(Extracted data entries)
-------

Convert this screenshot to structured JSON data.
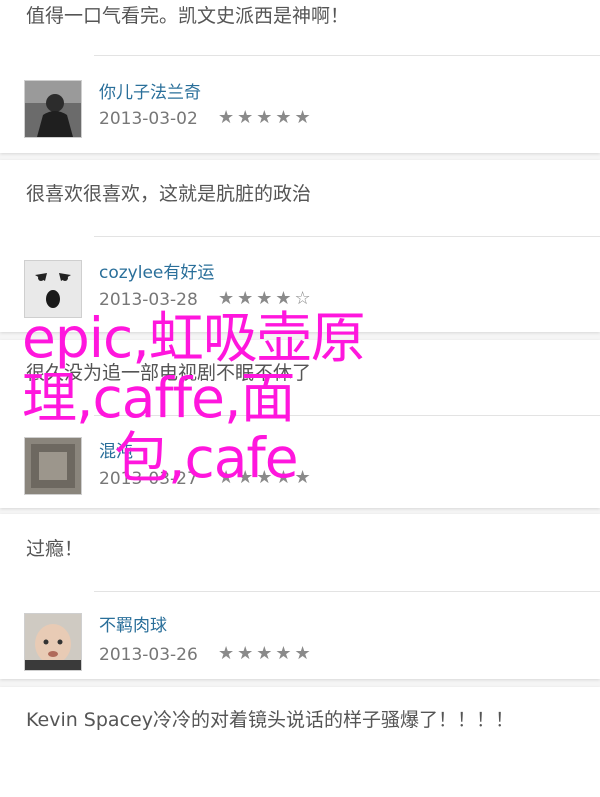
{
  "reviews": [
    {
      "comment": "值得一口气看完。凯文史派西是神啊！",
      "username": "你儿子法兰奇",
      "date": "2013-03-02",
      "stars": "★★★★★",
      "avatar_icon": "user-photo-avatar"
    },
    {
      "comment": "很喜欢很喜欢，这就是肮脏的政治",
      "username": "cozylee有好运",
      "date": "2013-03-28",
      "stars": "★★★★☆",
      "avatar_icon": "cartoon-face-avatar"
    },
    {
      "comment": "很久没为追一部电视剧不眠不休了",
      "username": "混沌",
      "date": "2013-03-27",
      "stars": "★★★★★",
      "avatar_icon": "dark-photo-avatar"
    },
    {
      "comment": "过瘾！",
      "username": "不羁肉球",
      "date": "2013-03-26",
      "stars": "★★★★★",
      "avatar_icon": "baby-photo-avatar"
    },
    {
      "comment": "Kevin Spacey冷冷的对着镜头说话的样子骚爆了！！！！"
    }
  ],
  "overlay": {
    "line1": "epic,虹吸壶原",
    "line2": "理,caffe,面",
    "line3": "包,cafe"
  },
  "colors": {
    "overlay_text": "#ff16dd",
    "username": "#2a6f9a",
    "star": "#8a8a8a"
  }
}
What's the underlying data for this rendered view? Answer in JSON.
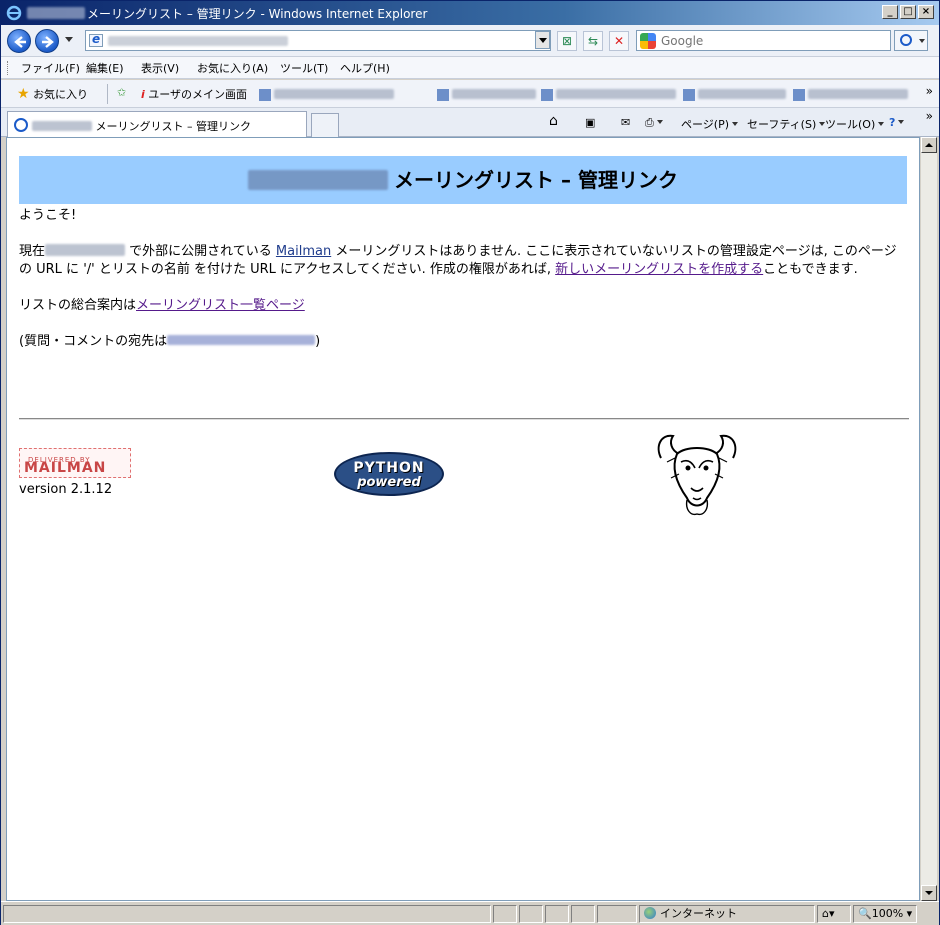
{
  "window": {
    "title": "メーリングリスト – 管理リンク - Windows Internet Explorer",
    "controls": {
      "minimize": "_",
      "maximize": "□",
      "close": "×"
    }
  },
  "addressbar": {
    "search_placeholder": "Google"
  },
  "menu": [
    "ファイル(F)",
    "編集(E)",
    "表示(V)",
    "お気に入り(A)",
    "ツール(T)",
    "ヘルプ(H)"
  ],
  "favorites": {
    "favorites_label": "お気に入り",
    "main_screen_label": "ユーザのメイン画面"
  },
  "tab": {
    "title": "メーリングリスト – 管理リンク"
  },
  "command_bar": {
    "page_label": "ページ(P)",
    "safety_label": "セーフティ(S)",
    "tools_label": "ツール(O)"
  },
  "page": {
    "heading": "メーリングリスト – 管理リンク",
    "welcome": "ようこそ!",
    "intro_prefix": "現在",
    "intro_middle": "で外部に公開されている",
    "mailman_link": "Mailman",
    "intro_suffix": "メーリングリストはありません. ここに表示されていないリストの管理設定ページは, このページの URL に '/' とリストの名前 を付けた URL にアクセスしてください. 作成の権限があれば,",
    "create_link": "新しいメーリングリストを作成する",
    "intro_end": "こともできます.",
    "overview_prefix": "リストの総合案内は",
    "overview_link": "メーリングリスト一覧ページ",
    "contact_prefix": "(質問・コメントの宛先は",
    "contact_suffix": ")",
    "mailman_logo_top": "DELIVERED BY",
    "mailman_logo_main": "MAILMAN",
    "version": "version 2.1.12",
    "python_logo_top": "PYTHON",
    "python_logo_bottom": "powered"
  },
  "status": {
    "zone": "インターネット",
    "zoom": "100%"
  },
  "colors": {
    "banner": "#99ccff",
    "link": "#551a8b"
  }
}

-------

== Instructions to follow ==
Lines that hold "title" are the ones to copy; find all of them.

== The answer ==
    "title": "メーリングリスト – 管理リンク - Windows Internet Explorer",
    "title": "メーリングリスト – 管理リンク"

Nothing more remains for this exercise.